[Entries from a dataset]

[START]

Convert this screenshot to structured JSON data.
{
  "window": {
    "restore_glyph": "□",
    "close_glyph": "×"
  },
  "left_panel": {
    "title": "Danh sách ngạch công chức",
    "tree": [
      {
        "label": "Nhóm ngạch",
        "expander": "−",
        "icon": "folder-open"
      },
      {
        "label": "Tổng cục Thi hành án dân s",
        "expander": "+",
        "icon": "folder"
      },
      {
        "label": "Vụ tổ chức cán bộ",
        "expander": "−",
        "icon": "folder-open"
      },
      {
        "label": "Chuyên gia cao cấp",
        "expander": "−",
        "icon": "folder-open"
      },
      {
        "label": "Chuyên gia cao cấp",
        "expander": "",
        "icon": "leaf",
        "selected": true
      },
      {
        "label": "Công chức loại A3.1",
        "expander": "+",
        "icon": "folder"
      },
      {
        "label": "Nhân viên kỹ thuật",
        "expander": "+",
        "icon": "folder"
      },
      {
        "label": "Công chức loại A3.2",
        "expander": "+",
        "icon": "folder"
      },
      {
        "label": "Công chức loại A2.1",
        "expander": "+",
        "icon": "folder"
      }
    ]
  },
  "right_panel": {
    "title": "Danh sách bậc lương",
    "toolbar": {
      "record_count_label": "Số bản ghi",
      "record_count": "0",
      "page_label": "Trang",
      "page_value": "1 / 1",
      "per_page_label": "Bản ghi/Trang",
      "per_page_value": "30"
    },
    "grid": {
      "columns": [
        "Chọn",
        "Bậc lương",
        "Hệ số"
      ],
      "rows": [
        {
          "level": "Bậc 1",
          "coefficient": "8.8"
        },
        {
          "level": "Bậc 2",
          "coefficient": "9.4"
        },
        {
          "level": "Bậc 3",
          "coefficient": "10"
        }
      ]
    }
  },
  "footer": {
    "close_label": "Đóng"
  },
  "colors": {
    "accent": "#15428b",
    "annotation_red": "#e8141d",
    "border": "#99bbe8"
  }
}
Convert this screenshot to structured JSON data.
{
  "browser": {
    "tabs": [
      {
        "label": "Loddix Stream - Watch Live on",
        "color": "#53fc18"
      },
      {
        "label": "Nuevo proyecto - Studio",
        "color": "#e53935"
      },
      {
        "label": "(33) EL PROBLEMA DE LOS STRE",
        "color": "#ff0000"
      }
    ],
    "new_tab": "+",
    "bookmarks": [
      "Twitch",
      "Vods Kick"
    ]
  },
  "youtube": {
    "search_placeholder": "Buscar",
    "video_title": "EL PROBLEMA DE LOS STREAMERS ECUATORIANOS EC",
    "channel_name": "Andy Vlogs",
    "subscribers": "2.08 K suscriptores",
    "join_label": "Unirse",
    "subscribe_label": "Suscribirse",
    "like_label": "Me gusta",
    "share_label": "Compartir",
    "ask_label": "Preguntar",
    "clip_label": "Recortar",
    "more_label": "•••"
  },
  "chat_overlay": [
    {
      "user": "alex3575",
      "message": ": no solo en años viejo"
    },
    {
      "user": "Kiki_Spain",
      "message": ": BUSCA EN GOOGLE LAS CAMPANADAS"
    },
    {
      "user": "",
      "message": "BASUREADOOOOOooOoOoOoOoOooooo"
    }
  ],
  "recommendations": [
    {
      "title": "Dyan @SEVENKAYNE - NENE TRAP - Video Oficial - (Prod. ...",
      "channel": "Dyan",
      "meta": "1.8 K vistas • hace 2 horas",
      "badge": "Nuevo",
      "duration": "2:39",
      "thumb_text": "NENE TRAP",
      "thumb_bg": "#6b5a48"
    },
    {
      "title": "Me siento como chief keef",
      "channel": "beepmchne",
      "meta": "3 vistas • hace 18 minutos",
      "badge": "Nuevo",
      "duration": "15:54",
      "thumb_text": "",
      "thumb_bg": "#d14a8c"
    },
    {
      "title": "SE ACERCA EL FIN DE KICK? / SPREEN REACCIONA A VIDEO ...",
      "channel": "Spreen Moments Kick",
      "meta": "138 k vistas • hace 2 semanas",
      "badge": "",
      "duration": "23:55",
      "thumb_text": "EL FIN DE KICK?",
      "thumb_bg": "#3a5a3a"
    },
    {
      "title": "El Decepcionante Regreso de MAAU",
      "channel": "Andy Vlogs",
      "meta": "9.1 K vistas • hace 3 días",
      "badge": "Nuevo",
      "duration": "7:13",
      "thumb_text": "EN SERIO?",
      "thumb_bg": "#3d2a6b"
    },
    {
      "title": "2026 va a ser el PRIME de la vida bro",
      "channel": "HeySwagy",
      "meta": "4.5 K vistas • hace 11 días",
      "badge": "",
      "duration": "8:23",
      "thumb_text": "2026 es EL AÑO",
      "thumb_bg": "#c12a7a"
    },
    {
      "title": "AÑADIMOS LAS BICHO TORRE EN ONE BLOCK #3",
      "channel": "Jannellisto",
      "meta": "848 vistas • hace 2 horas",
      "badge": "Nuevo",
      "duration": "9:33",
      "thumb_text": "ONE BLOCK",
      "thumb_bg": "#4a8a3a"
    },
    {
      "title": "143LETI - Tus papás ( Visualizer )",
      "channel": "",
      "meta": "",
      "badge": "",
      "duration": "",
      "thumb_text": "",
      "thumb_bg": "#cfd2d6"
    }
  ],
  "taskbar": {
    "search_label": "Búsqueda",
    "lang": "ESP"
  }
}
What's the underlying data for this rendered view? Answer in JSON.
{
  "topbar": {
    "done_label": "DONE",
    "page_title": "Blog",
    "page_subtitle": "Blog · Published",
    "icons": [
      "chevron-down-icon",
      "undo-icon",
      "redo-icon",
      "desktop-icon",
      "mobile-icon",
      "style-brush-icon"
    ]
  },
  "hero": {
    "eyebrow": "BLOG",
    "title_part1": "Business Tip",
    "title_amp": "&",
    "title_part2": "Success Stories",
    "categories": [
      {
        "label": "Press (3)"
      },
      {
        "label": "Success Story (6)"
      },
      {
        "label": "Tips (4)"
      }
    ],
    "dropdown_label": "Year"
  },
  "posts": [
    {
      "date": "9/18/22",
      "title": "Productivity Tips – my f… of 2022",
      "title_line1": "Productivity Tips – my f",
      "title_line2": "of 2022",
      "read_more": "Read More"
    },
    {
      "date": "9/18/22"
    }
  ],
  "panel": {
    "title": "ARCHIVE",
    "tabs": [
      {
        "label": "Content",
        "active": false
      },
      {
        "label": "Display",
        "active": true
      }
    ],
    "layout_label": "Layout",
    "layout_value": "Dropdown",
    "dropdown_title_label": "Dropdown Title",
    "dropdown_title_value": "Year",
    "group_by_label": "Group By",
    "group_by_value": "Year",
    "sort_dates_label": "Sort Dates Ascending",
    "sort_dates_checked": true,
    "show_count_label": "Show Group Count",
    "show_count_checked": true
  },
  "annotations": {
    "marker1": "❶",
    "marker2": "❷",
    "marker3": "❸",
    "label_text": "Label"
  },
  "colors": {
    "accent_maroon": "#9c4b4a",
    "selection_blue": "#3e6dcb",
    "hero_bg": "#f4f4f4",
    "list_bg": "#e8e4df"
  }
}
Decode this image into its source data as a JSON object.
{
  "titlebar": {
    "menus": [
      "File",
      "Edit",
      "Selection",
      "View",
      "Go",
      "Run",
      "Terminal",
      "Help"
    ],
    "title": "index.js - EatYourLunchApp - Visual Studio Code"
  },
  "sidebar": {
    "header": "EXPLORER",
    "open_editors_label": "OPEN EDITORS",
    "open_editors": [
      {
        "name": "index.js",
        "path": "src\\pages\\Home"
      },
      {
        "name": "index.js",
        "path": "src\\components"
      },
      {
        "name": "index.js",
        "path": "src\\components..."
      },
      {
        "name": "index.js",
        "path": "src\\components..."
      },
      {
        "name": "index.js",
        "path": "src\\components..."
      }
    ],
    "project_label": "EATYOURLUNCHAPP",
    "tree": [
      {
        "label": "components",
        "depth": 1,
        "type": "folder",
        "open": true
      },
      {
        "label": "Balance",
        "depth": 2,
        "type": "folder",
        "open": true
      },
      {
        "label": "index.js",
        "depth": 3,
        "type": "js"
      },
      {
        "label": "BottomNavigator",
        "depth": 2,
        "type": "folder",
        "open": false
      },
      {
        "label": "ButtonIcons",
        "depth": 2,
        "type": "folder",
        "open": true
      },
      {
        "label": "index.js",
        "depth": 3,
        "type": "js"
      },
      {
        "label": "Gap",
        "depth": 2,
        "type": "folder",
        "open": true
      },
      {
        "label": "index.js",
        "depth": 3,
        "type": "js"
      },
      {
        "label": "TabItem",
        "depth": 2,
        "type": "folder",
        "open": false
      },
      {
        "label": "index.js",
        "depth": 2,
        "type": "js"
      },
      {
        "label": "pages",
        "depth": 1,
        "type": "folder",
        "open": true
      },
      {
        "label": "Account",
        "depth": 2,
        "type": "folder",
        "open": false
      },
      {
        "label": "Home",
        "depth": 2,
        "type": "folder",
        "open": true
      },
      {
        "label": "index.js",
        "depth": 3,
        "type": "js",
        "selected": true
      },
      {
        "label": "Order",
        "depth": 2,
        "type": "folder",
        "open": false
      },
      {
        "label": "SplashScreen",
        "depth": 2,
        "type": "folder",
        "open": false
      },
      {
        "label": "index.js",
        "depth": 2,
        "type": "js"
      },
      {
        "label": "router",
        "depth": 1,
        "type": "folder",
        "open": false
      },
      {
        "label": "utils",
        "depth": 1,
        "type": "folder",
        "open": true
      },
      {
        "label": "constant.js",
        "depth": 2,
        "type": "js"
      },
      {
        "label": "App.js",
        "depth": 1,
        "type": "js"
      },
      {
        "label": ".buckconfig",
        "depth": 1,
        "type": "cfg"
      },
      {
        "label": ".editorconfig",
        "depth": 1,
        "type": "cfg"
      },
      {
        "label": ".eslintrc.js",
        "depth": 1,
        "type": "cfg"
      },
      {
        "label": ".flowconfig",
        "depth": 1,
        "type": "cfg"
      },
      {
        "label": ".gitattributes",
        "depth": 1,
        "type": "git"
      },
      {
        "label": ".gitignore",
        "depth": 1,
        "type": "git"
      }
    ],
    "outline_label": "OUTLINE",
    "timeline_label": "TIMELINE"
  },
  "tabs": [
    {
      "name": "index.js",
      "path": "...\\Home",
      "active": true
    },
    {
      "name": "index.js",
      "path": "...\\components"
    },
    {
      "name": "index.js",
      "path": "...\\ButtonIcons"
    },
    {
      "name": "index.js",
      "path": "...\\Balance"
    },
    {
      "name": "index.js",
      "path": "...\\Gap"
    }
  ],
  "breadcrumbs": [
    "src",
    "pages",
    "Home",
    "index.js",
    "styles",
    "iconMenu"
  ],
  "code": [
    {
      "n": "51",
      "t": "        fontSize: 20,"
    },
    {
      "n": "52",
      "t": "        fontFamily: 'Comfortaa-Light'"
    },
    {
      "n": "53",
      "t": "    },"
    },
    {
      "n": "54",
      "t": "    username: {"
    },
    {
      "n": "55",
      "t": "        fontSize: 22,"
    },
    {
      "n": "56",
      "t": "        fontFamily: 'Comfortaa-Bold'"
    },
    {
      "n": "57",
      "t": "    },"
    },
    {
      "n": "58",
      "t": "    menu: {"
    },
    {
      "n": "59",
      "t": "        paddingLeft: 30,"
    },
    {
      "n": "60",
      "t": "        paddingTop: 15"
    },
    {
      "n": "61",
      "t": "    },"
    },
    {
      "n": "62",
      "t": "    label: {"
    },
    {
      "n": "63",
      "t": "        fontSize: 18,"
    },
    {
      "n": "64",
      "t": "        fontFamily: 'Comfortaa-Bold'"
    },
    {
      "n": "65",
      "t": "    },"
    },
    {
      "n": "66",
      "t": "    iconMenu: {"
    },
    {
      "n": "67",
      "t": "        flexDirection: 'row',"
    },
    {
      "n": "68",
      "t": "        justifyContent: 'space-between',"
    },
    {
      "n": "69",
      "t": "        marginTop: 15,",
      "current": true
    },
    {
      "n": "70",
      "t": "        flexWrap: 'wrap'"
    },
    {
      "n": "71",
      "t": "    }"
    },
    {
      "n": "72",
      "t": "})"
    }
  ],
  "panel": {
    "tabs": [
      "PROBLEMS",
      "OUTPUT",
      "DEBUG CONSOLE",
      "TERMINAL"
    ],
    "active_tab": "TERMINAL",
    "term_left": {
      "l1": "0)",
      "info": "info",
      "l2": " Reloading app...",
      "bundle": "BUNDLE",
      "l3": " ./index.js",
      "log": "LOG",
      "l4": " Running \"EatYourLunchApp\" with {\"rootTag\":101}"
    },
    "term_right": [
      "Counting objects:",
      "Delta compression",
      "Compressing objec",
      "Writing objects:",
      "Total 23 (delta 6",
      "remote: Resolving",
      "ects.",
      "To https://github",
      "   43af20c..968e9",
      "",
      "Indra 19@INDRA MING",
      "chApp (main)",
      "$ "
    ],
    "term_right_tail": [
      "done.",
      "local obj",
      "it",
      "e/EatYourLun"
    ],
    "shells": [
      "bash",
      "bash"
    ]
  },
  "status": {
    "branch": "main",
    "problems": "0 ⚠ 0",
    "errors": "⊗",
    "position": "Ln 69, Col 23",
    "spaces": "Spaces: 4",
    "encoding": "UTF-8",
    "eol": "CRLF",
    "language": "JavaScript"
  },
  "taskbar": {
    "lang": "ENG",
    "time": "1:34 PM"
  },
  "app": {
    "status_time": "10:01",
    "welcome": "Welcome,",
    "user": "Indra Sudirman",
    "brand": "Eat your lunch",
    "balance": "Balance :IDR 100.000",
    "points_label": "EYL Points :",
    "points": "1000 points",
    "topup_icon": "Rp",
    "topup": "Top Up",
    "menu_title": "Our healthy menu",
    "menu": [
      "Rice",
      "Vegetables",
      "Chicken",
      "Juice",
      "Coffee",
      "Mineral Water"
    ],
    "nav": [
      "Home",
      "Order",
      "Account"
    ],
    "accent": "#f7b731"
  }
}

[END]

Copy each line of the preceding data that contains the string "pages".

        "path": "src\\pages\\Home"
        "label": "pages",
    "pages",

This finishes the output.